EXERCISE DIRECTIONS —
All of the material should be reproduced exactly, with pictures left out.

►

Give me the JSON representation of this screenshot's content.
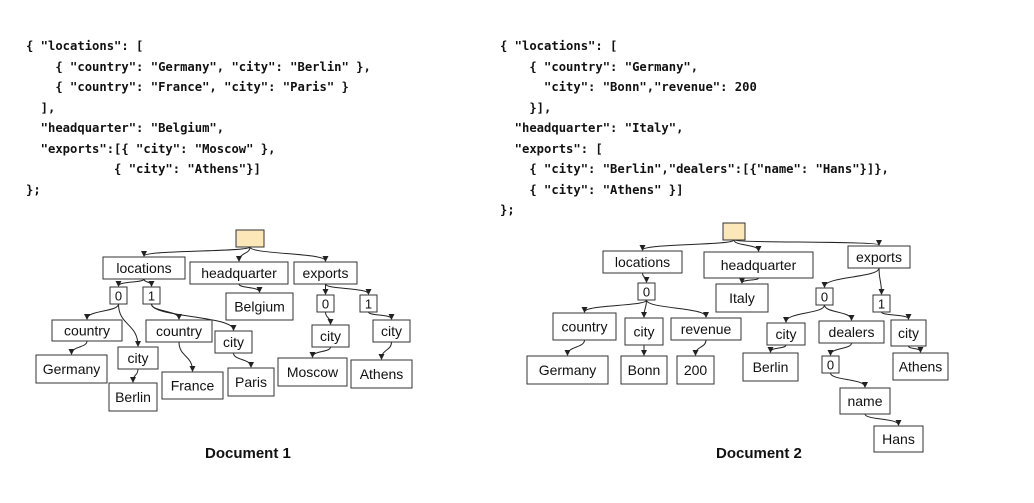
{
  "doc1": {
    "json_lines": [
      "{ \"locations\": [",
      "    { \"country\": \"Germany\", \"city\": \"Berlin\" },",
      "    { \"country\": \"France\", \"city\": \"Paris\" }",
      "  ],",
      "  \"headquarter\": \"Belgium\",",
      "  \"exports\":[{ \"city\": \"Moscow\" },",
      "            { \"city\": \"Athens\"}]",
      "};"
    ],
    "caption": "Document 1",
    "tree": {
      "locations": "locations",
      "headquarter": "headquarter",
      "exports": "exports",
      "loc_0": "0",
      "loc_1": "1",
      "country_0": "country",
      "germany": "Germany",
      "city_0": "city",
      "berlin": "Berlin",
      "country_1": "country",
      "france": "France",
      "city_1": "city",
      "paris": "Paris",
      "belgium": "Belgium",
      "exp_0": "0",
      "exp_1": "1",
      "city_moscow": "city",
      "moscow": "Moscow",
      "city_athens": "city",
      "athens": "Athens"
    }
  },
  "doc2": {
    "json_lines": [
      "{ \"locations\": [",
      "    { \"country\": \"Germany\",",
      "      \"city\": \"Bonn\",\"revenue\": 200",
      "    }],",
      "  \"headquarter\": \"Italy\",",
      "  \"exports\": [",
      "    { \"city\": \"Berlin\",\"dealers\":[{\"name\": \"Hans\"}]},",
      "    { \"city\": \"Athens\" }]",
      "};"
    ],
    "caption": "Document 2",
    "tree": {
      "locations": "locations",
      "headquarter": "headquarter",
      "exports": "exports",
      "loc_0": "0",
      "country": "country",
      "germany": "Germany",
      "city": "city",
      "bonn": "Bonn",
      "revenue": "revenue",
      "revenue_value": "200",
      "italy": "Italy",
      "exp_0": "0",
      "exp_1": "1",
      "city_berlin": "city",
      "berlin": "Berlin",
      "dealers": "dealers",
      "dealer_0": "0",
      "name": "name",
      "hans": "Hans",
      "city_athens": "city",
      "athens": "Athens"
    }
  },
  "colors": {
    "root_fill": "#fbe7b8",
    "node_stroke": "#333333",
    "text": "#111111"
  }
}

◄

RESPONSE TO THIS TASK —
Give me the JSON representation of this screenshot's content.
{
  "doc1": {
    "json_lines": [
      "{ \"locations\": [",
      "    { \"country\": \"Germany\", \"city\": \"Berlin\" },",
      "    { \"country\": \"France\", \"city\": \"Paris\" }",
      "  ],",
      "  \"headquarter\": \"Belgium\",",
      "  \"exports\":[{ \"city\": \"Moscow\" },",
      "            { \"city\": \"Athens\"}]",
      "};"
    ],
    "caption": "Document 1",
    "tree": {
      "locations": "locations",
      "headquarter": "headquarter",
      "exports": "exports",
      "loc_0": "0",
      "loc_1": "1",
      "country_0": "country",
      "germany": "Germany",
      "city_0": "city",
      "berlin": "Berlin",
      "country_1": "country",
      "france": "France",
      "city_1": "city",
      "paris": "Paris",
      "belgium": "Belgium",
      "exp_0": "0",
      "exp_1": "1",
      "city_moscow": "city",
      "moscow": "Moscow",
      "city_athens": "city",
      "athens": "Athens"
    }
  },
  "doc2": {
    "json_lines": [
      "{ \"locations\": [",
      "    { \"country\": \"Germany\",",
      "      \"city\": \"Bonn\",\"revenue\": 200",
      "    }],",
      "  \"headquarter\": \"Italy\",",
      "  \"exports\": [",
      "    { \"city\": \"Berlin\",\"dealers\":[{\"name\": \"Hans\"}]},",
      "    { \"city\": \"Athens\" }]",
      "};"
    ],
    "caption": "Document 2",
    "tree": {
      "locations": "locations",
      "headquarter": "headquarter",
      "exports": "exports",
      "loc_0": "0",
      "country": "country",
      "germany": "Germany",
      "city": "city",
      "bonn": "Bonn",
      "revenue": "revenue",
      "revenue_value": "200",
      "italy": "Italy",
      "exp_0": "0",
      "exp_1": "1",
      "city_berlin": "city",
      "berlin": "Berlin",
      "dealers": "dealers",
      "dealer_0": "0",
      "name": "name",
      "hans": "Hans",
      "city_athens": "city",
      "athens": "Athens"
    }
  },
  "colors": {
    "root_fill": "#fbe7b8",
    "node_stroke": "#333333",
    "text": "#111111"
  }
}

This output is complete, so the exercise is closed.